DOCUMENT EXTRACT:
%%
I totally agree, and don't mean to imply otherwise. Nor do I necessarily think that your song should be a narrative one, or that it should follow a specific structure. However, I do believe that how we process surprise mitigates the potential impact of your song – and that's how my previous Squirrel-centric post applies. Not saying you should turn it into a mystery.Teplin wrote: do I think it's the only way, or always the best way? No. ... The right tool for the right job, I say. Your structure is a good tool in a songwriter's belt, but it's not the right tool for everything.
To rephrase my thesis a bit, you hit us with the surprise hook, and our brains start paying attention because they're trying to learn something. But the hook is immediately resolved, and our brains realize they can relax. I believe this is why I started to lose interest after a couple minutes, and I'm trying to give you something more useful than "meh, I got bored in the middle." You've gotten very positive reviews overall so far though, so your wit alone carries it for most people. This isn't lost on me, and I'm by no means saying you didn't succeed in what you were trying to accomplish. I'm asking if it could be made more universally appealing via structural altercation -- without detracting from what you want to achieve. I think it could, but I don't know how, and I certainly can't pin down a workable structure. But the lack of movement after the surprise hook is what lost it for me, and I feel there's something more universal involved there than simply my personal preference.
%%
WHAT IS BEING ASKED: From the songwriting feedback post, list every action or state it attributes to "our brains."

SUPPLIED DATA:
%%
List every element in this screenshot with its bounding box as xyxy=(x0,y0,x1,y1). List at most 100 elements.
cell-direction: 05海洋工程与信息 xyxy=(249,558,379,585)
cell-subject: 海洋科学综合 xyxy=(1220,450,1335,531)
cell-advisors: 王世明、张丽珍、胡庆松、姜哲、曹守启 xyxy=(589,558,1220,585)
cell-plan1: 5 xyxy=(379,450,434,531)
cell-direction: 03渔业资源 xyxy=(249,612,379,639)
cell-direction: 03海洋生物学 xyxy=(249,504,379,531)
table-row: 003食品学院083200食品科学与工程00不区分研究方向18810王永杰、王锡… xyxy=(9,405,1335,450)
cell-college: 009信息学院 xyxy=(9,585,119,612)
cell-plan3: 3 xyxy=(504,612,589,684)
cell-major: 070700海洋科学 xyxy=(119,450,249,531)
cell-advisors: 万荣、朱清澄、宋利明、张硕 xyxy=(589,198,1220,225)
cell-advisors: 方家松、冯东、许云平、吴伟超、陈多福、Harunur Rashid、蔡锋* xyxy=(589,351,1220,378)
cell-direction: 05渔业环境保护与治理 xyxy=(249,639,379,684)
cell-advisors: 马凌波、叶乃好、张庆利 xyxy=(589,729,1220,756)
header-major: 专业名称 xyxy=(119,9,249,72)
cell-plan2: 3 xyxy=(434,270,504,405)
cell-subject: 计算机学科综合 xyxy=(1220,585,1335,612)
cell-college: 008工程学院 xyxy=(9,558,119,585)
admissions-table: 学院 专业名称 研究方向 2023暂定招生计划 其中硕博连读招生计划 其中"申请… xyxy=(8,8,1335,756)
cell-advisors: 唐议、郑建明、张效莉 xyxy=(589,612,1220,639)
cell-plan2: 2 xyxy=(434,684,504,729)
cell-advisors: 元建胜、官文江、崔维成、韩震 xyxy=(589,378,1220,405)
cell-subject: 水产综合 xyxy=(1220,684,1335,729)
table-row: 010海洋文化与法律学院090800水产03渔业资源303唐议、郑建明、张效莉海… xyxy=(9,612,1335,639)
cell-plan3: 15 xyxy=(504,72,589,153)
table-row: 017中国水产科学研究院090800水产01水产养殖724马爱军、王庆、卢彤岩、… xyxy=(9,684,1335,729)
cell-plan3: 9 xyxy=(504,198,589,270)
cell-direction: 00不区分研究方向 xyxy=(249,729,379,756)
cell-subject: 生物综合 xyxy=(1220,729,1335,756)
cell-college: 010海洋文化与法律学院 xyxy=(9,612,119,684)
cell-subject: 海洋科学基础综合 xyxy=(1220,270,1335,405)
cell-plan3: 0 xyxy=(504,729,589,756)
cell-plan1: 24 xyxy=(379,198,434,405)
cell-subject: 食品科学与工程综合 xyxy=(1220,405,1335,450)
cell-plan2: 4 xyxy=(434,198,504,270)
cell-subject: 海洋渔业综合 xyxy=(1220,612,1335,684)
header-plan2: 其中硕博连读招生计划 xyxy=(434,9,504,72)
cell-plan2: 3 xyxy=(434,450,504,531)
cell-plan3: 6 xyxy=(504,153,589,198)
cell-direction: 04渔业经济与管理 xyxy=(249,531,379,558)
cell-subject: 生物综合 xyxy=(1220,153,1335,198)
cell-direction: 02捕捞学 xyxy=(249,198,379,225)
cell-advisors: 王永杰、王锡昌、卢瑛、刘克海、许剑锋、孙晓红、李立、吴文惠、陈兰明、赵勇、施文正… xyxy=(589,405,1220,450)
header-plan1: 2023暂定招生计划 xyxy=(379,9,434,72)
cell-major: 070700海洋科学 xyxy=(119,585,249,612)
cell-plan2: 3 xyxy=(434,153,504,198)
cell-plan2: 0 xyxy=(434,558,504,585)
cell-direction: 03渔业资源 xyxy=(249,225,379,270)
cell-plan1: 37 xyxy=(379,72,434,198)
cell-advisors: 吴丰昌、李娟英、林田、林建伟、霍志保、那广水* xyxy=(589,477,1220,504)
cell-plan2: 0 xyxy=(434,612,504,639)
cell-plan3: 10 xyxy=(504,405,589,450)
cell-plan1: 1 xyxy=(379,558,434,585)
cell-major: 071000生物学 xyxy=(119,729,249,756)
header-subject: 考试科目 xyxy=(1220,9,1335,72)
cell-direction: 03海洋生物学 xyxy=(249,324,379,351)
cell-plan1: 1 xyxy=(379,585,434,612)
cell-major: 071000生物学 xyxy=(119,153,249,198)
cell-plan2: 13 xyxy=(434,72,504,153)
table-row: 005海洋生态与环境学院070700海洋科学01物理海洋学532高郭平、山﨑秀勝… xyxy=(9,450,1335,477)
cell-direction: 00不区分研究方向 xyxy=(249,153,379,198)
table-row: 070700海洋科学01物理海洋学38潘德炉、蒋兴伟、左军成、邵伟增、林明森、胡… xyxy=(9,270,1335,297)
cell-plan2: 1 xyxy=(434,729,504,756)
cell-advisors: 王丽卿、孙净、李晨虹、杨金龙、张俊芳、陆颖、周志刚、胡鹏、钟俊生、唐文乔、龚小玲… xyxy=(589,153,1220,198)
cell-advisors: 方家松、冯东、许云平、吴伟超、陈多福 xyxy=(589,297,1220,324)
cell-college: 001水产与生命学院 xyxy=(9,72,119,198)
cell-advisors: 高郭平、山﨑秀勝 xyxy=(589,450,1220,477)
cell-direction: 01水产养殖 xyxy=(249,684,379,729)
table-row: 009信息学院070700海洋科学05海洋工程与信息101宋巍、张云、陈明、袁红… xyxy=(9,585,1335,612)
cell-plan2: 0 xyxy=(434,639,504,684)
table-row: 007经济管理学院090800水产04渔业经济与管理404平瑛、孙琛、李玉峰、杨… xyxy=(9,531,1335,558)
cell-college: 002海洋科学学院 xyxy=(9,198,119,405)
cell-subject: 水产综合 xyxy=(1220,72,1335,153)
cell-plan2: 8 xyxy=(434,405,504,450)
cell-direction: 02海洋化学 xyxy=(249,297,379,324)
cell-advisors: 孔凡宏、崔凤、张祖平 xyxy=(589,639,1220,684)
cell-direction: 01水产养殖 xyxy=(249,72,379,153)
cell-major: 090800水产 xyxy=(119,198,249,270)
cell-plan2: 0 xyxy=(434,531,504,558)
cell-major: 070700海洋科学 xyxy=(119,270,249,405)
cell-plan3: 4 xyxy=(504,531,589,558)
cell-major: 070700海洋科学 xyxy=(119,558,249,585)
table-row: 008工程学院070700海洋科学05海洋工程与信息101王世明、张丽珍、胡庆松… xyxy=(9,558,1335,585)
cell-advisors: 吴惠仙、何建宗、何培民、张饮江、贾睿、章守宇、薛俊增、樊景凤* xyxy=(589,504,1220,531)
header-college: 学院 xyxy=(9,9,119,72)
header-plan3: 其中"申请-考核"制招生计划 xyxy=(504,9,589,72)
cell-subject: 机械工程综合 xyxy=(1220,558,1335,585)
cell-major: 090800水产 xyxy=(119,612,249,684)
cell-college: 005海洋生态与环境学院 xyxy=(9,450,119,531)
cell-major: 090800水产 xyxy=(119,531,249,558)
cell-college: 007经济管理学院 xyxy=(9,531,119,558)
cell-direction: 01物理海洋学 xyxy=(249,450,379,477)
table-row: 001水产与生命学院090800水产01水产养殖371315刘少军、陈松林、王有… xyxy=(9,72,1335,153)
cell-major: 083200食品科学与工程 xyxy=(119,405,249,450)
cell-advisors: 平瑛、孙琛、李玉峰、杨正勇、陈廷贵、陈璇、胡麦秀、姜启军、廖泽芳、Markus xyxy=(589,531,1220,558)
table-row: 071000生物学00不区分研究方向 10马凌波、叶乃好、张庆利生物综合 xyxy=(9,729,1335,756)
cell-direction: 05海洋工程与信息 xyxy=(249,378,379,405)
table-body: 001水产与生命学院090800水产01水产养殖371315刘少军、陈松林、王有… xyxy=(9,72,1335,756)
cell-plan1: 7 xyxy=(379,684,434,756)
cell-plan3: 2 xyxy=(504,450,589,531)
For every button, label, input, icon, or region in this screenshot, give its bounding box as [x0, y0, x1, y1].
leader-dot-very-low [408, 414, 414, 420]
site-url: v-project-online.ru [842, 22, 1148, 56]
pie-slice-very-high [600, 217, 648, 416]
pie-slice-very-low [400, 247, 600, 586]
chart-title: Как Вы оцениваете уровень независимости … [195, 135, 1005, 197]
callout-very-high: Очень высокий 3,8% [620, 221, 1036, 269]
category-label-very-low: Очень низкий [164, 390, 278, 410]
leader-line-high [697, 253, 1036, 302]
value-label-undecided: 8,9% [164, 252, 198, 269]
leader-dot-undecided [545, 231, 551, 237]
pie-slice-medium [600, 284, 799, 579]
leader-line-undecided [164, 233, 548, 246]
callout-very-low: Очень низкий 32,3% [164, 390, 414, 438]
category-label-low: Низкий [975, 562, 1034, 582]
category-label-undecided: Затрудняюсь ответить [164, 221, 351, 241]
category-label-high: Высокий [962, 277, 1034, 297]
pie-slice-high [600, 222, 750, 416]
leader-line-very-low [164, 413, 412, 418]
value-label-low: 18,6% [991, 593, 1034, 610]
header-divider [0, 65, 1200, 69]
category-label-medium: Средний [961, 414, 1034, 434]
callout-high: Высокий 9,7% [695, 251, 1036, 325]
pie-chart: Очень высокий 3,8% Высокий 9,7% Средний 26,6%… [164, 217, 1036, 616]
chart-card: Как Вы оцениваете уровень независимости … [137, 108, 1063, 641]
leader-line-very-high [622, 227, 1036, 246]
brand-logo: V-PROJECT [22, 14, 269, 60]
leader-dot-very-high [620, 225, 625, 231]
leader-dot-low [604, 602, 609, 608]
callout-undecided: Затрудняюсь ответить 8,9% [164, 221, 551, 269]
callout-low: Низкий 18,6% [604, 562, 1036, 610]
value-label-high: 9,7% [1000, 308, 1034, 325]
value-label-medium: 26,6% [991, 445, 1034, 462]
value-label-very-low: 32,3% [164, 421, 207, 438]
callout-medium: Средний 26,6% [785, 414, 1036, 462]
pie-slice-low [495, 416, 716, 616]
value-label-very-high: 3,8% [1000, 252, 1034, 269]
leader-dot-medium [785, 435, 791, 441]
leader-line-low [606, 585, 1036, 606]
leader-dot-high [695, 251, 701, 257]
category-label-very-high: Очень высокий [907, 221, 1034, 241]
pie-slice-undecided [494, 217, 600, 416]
%%
RESULT OF THIS TASK:
- They start paying attention.
- They are trying to learn something.
- They realize they can relax.